[INPUT ROWS start]

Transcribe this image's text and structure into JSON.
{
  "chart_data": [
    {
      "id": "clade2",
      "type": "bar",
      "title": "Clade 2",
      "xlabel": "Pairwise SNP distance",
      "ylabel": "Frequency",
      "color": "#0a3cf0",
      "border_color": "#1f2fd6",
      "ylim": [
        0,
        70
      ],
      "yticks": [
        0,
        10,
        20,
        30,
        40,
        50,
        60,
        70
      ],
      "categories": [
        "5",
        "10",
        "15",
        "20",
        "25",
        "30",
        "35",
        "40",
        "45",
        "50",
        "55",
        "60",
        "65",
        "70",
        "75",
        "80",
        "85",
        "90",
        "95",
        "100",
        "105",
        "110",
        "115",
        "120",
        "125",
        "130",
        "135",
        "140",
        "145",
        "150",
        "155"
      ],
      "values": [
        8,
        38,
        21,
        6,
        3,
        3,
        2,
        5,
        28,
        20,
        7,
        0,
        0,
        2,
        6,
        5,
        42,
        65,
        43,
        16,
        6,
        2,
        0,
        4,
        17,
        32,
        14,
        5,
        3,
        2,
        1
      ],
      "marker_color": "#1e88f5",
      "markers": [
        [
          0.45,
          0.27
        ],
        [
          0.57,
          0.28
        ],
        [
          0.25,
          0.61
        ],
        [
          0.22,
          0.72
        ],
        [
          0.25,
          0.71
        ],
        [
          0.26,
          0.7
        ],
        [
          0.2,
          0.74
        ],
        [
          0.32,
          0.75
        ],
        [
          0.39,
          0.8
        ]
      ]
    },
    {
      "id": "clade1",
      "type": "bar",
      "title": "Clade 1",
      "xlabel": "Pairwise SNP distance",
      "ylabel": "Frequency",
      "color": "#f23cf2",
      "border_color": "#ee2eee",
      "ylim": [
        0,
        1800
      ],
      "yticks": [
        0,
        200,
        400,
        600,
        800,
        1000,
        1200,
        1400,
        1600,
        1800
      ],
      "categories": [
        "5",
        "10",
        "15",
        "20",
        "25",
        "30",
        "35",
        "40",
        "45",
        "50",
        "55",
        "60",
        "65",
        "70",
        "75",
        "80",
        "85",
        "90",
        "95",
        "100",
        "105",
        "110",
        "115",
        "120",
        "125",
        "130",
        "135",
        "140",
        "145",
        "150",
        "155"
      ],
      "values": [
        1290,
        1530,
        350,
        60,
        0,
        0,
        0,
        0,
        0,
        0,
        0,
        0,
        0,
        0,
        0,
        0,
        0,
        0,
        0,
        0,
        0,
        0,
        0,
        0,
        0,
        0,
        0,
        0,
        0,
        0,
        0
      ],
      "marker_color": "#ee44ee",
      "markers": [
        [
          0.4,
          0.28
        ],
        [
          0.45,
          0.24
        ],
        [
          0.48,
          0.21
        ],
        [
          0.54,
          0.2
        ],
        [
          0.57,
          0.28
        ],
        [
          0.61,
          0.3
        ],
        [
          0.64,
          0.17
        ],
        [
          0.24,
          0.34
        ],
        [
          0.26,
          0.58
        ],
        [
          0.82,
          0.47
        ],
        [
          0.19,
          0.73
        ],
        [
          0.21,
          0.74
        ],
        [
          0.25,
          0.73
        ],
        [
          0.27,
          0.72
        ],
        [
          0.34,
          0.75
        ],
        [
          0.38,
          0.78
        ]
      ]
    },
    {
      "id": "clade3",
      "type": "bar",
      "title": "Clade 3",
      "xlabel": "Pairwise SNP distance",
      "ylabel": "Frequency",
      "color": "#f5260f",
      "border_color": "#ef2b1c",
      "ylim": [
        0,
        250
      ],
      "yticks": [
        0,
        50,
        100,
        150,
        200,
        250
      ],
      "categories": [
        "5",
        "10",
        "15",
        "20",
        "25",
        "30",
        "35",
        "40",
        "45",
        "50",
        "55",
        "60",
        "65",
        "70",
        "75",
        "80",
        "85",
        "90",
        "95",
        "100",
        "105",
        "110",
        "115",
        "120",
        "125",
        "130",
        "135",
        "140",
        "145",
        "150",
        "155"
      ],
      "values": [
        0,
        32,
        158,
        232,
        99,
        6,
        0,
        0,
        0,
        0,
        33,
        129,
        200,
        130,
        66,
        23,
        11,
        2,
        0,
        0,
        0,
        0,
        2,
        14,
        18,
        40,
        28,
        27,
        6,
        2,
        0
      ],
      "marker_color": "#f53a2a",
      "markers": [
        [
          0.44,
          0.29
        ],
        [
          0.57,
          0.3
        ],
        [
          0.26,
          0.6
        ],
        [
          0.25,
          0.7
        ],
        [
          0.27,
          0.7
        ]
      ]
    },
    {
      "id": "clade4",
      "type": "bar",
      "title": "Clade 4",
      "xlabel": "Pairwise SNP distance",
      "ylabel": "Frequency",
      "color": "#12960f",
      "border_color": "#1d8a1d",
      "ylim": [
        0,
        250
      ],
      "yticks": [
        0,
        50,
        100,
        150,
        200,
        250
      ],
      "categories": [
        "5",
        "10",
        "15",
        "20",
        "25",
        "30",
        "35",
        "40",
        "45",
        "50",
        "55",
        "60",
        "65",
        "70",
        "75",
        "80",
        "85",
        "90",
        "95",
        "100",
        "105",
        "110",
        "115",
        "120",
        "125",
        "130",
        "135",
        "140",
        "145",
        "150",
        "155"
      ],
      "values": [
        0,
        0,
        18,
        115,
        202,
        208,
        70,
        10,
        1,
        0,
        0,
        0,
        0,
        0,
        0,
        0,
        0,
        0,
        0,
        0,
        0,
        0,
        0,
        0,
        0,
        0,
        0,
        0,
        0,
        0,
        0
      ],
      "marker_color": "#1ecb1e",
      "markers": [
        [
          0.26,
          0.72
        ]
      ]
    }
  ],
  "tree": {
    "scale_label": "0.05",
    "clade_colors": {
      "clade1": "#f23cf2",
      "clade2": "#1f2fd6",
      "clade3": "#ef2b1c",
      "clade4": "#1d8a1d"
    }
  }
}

[INPUT ROWS end]

## PROBLEM TO SOLVE
Using the listing above, retype each line exactly.

## FULL ANSWER
Transcribe this image's text and structure into JSON.
{
  "chart_data": [
    {
      "id": "clade2",
      "type": "bar",
      "title": "Clade 2",
      "xlabel": "Pairwise SNP distance",
      "ylabel": "Frequency",
      "color": "#0a3cf0",
      "border_color": "#1f2fd6",
      "ylim": [
        0,
        70
      ],
      "yticks": [
        0,
        10,
        20,
        30,
        40,
        50,
        60,
        70
      ],
      "categories": [
        "5",
        "10",
        "15",
        "20",
        "25",
        "30",
        "35",
        "40",
        "45",
        "50",
        "55",
        "60",
        "65",
        "70",
        "75",
        "80",
        "85",
        "90",
        "95",
        "100",
        "105",
        "110",
        "115",
        "120",
        "125",
        "130",
        "135",
        "140",
        "145",
        "150",
        "155"
      ],
      "values": [
        8,
        38,
        21,
        6,
        3,
        3,
        2,
        5,
        28,
        20,
        7,
        0,
        0,
        2,
        6,
        5,
        42,
        65,
        43,
        16,
        6,
        2,
        0,
        4,
        17,
        32,
        14,
        5,
        3,
        2,
        1
      ],
      "marker_color": "#1e88f5",
      "markers": [
        [
          0.45,
          0.27
        ],
        [
          0.57,
          0.28
        ],
        [
          0.25,
          0.61
        ],
        [
          0.22,
          0.72
        ],
        [
          0.25,
          0.71
        ],
        [
          0.26,
          0.7
        ],
        [
          0.2,
          0.74
        ],
        [
          0.32,
          0.75
        ],
        [
          0.39,
          0.8
        ]
      ]
    },
    {
      "id": "clade1",
      "type": "bar",
      "title": "Clade 1",
      "xlabel": "Pairwise SNP distance",
      "ylabel": "Frequency",
      "color": "#f23cf2",
      "border_color": "#ee2eee",
      "ylim": [
        0,
        1800
      ],
      "yticks": [
        0,
        200,
        400,
        600,
        800,
        1000,
        1200,
        1400,
        1600,
        1800
      ],
      "categories": [
        "5",
        "10",
        "15",
        "20",
        "25",
        "30",
        "35",
        "40",
        "45",
        "50",
        "55",
        "60",
        "65",
        "70",
        "75",
        "80",
        "85",
        "90",
        "95",
        "100",
        "105",
        "110",
        "115",
        "120",
        "125",
        "130",
        "135",
        "140",
        "145",
        "150",
        "155"
      ],
      "values": [
        1290,
        1530,
        350,
        60,
        0,
        0,
        0,
        0,
        0,
        0,
        0,
        0,
        0,
        0,
        0,
        0,
        0,
        0,
        0,
        0,
        0,
        0,
        0,
        0,
        0,
        0,
        0,
        0,
        0,
        0,
        0
      ],
      "marker_color": "#ee44ee",
      "markers": [
        [
          0.4,
          0.28
        ],
        [
          0.45,
          0.24
        ],
        [
          0.48,
          0.21
        ],
        [
          0.54,
          0.2
        ],
        [
          0.57,
          0.28
        ],
        [
          0.61,
          0.3
        ],
        [
          0.64,
          0.17
        ],
        [
          0.24,
          0.34
        ],
        [
          0.26,
          0.58
        ],
        [
          0.82,
          0.47
        ],
        [
          0.19,
          0.73
        ],
        [
          0.21,
          0.74
        ],
        [
          0.25,
          0.73
        ],
        [
          0.27,
          0.72
        ],
        [
          0.34,
          0.75
        ],
        [
          0.38,
          0.78
        ]
      ]
    },
    {
      "id": "clade3",
      "type": "bar",
      "title": "Clade 3",
      "xlabel": "Pairwise SNP distance",
      "ylabel": "Frequency",
      "color": "#f5260f",
      "border_color": "#ef2b1c",
      "ylim": [
        0,
        250
      ],
      "yticks": [
        0,
        50,
        100,
        150,
        200,
        250
      ],
      "categories": [
        "5",
        "10",
        "15",
        "20",
        "25",
        "30",
        "35",
        "40",
        "45",
        "50",
        "55",
        "60",
        "65",
        "70",
        "75",
        "80",
        "85",
        "90",
        "95",
        "100",
        "105",
        "110",
        "115",
        "120",
        "125",
        "130",
        "135",
        "140",
        "145",
        "150",
        "155"
      ],
      "values": [
        0,
        32,
        158,
        232,
        99,
        6,
        0,
        0,
        0,
        0,
        33,
        129,
        200,
        130,
        66,
        23,
        11,
        2,
        0,
        0,
        0,
        0,
        2,
        14,
        18,
        40,
        28,
        27,
        6,
        2,
        0
      ],
      "marker_color": "#f53a2a",
      "markers": [
        [
          0.44,
          0.29
        ],
        [
          0.57,
          0.3
        ],
        [
          0.26,
          0.6
        ],
        [
          0.25,
          0.7
        ],
        [
          0.27,
          0.7
        ]
      ]
    },
    {
      "id": "clade4",
      "type": "bar",
      "title": "Clade 4",
      "xlabel": "Pairwise SNP distance",
      "ylabel": "Frequency",
      "color": "#12960f",
      "border_color": "#1d8a1d",
      "ylim": [
        0,
        250
      ],
      "yticks": [
        0,
        50,
        100,
        150,
        200,
        250
      ],
      "categories": [
        "5",
        "10",
        "15",
        "20",
        "25",
        "30",
        "35",
        "40",
        "45",
        "50",
        "55",
        "60",
        "65",
        "70",
        "75",
        "80",
        "85",
        "90",
        "95",
        "100",
        "105",
        "110",
        "115",
        "120",
        "125",
        "130",
        "135",
        "140",
        "145",
        "150",
        "155"
      ],
      "values": [
        0,
        0,
        18,
        115,
        202,
        208,
        70,
        10,
        1,
        0,
        0,
        0,
        0,
        0,
        0,
        0,
        0,
        0,
        0,
        0,
        0,
        0,
        0,
        0,
        0,
        0,
        0,
        0,
        0,
        0,
        0
      ],
      "marker_color": "#1ecb1e",
      "markers": [
        [
          0.26,
          0.72
        ]
      ]
    }
  ],
  "tree": {
    "scale_label": "0.05",
    "clade_colors": {
      "clade1": "#f23cf2",
      "clade2": "#1f2fd6",
      "clade3": "#ef2b1c",
      "clade4": "#1d8a1d"
    }
  }
}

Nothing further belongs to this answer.